**Description of the task:** The listing must be reproduced in full, exactly as it stands.

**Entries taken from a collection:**
===
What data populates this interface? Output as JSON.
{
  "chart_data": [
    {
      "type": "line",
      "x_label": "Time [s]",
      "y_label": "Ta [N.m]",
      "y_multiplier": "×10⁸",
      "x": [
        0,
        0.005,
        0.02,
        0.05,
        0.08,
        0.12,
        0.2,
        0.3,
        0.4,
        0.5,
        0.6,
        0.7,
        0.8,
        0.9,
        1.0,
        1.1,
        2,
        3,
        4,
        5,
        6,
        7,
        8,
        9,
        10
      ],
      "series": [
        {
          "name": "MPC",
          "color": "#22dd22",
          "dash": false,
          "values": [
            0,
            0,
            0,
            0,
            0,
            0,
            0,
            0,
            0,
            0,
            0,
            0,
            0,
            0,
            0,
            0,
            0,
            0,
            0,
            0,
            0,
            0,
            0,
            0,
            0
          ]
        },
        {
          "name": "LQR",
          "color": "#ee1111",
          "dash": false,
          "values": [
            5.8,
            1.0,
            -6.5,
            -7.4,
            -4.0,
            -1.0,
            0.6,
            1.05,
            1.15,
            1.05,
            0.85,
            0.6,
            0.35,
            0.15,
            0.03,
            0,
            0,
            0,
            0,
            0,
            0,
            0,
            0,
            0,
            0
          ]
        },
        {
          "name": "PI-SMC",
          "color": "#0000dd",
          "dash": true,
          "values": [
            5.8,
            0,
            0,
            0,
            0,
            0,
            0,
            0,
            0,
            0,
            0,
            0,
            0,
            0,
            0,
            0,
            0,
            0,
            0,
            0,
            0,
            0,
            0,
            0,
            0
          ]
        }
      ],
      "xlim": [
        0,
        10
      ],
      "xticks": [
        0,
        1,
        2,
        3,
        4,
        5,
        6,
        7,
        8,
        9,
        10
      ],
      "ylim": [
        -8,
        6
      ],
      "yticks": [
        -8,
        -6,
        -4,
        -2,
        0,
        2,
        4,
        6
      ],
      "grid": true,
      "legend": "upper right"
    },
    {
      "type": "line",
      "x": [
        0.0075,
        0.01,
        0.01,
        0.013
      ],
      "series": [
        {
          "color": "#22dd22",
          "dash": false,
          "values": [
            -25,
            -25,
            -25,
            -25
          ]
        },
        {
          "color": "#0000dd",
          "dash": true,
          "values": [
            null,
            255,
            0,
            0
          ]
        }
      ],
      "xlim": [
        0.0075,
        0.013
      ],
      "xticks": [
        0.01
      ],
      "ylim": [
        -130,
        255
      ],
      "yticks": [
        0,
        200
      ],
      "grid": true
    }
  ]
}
===
**Result of the task:**
What data populates this interface? Output as JSON.
{
  "chart_data": [
    {
      "type": "line",
      "x_label": "Time [s]",
      "y_label": "Ta [N.m]",
      "y_multiplier": "×10⁸",
      "x": [
        0,
        0.005,
        0.02,
        0.05,
        0.08,
        0.12,
        0.2,
        0.3,
        0.4,
        0.5,
        0.6,
        0.7,
        0.8,
        0.9,
        1.0,
        1.1,
        2,
        3,
        4,
        5,
        6,
        7,
        8,
        9,
        10
      ],
      "series": [
        {
          "name": "MPC",
          "color": "#22dd22",
          "dash": false,
          "values": [
            0,
            0,
            0,
            0,
            0,
            0,
            0,
            0,
            0,
            0,
            0,
            0,
            0,
            0,
            0,
            0,
            0,
            0,
            0,
            0,
            0,
            0,
            0,
            0,
            0
          ]
        },
        {
          "name": "LQR",
          "color": "#ee1111",
          "dash": false,
          "values": [
            5.8,
            1.0,
            -6.5,
            -7.4,
            -4.0,
            -1.0,
            0.6,
            1.05,
            1.15,
            1.05,
            0.85,
            0.6,
            0.35,
            0.15,
            0.03,
            0,
            0,
            0,
            0,
            0,
            0,
            0,
            0,
            0,
            0
          ]
        },
        {
          "name": "PI-SMC",
          "color": "#0000dd",
          "dash": true,
          "values": [
            5.8,
            0,
            0,
            0,
            0,
            0,
            0,
            0,
            0,
            0,
            0,
            0,
            0,
            0,
            0,
            0,
            0,
            0,
            0,
            0,
            0,
            0,
            0,
            0,
            0
          ]
        }
      ],
      "xlim": [
        0,
        10
      ],
      "xticks": [
        0,
        1,
        2,
        3,
        4,
        5,
        6,
        7,
        8,
        9,
        10
      ],
      "ylim": [
        -8,
        6
      ],
      "yticks": [
        -8,
        -6,
        -4,
        -2,
        0,
        2,
        4,
        6
      ],
      "grid": true,
      "legend": "upper right"
    },
    {
      "type": "line",
      "x": [
        0.0075,
        0.01,
        0.01,
        0.013
      ],
      "series": [
        {
          "color": "#22dd22",
          "dash": false,
          "values": [
            -25,
            -25,
            -25,
            -25
          ]
        },
        {
          "color": "#0000dd",
          "dash": true,
          "values": [
            null,
            255,
            0,
            0
          ]
        }
      ],
      "xlim": [
        0.0075,
        0.013
      ],
      "xticks": [
        0.01
      ],
      "ylim": [
        -130,
        255
      ],
      "yticks": [
        0,
        200
      ],
      "grid": true
    }
  ]
}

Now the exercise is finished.